# WHAT IS NEEDED
Where a line below holds the string "structure", copy that line.

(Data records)
● ● ● ●

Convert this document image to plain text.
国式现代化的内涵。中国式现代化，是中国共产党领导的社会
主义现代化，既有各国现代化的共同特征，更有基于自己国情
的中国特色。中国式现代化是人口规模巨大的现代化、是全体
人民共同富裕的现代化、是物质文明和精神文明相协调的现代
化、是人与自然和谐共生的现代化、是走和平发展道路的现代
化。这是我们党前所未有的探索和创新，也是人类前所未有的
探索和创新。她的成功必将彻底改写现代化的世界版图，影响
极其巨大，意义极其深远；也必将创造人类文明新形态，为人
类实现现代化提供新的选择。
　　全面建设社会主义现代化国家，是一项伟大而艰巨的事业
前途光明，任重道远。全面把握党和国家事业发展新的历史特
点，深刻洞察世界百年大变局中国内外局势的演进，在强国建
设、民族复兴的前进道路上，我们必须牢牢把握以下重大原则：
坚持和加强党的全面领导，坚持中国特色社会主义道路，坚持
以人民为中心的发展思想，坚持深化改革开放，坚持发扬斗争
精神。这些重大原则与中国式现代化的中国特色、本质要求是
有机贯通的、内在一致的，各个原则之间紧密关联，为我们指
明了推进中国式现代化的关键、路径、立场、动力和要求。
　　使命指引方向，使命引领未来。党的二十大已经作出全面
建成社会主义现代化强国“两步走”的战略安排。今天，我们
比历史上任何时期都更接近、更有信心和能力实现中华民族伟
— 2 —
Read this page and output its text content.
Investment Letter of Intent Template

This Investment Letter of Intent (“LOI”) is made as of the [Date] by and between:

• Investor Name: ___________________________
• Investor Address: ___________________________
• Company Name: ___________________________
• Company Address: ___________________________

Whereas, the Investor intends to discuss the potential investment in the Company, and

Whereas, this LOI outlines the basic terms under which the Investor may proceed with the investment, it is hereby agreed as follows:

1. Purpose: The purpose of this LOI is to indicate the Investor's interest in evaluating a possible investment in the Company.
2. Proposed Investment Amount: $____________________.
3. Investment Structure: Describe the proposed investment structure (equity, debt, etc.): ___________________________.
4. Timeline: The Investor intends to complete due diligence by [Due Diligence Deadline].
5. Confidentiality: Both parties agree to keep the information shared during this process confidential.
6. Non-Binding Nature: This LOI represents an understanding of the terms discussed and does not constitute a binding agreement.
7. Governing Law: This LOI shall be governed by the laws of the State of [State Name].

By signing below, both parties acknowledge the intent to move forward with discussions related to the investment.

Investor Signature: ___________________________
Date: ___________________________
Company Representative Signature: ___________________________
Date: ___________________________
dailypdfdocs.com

● ● ● ●

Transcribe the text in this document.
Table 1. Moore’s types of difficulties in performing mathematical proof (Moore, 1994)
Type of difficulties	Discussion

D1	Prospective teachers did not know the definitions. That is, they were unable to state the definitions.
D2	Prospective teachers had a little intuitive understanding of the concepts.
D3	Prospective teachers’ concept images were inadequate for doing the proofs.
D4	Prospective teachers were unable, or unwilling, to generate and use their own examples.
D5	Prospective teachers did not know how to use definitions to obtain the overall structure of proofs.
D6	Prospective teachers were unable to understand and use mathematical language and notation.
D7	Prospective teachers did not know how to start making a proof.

● ● ● ●

# PROBLEM SOLUTION
3. Investment Structure: Describe the proposed investment structure (equity, debt, etc.): ___________________________.
D5	Prospective teachers did not know how to use definitions to obtain the overall structure of proofs.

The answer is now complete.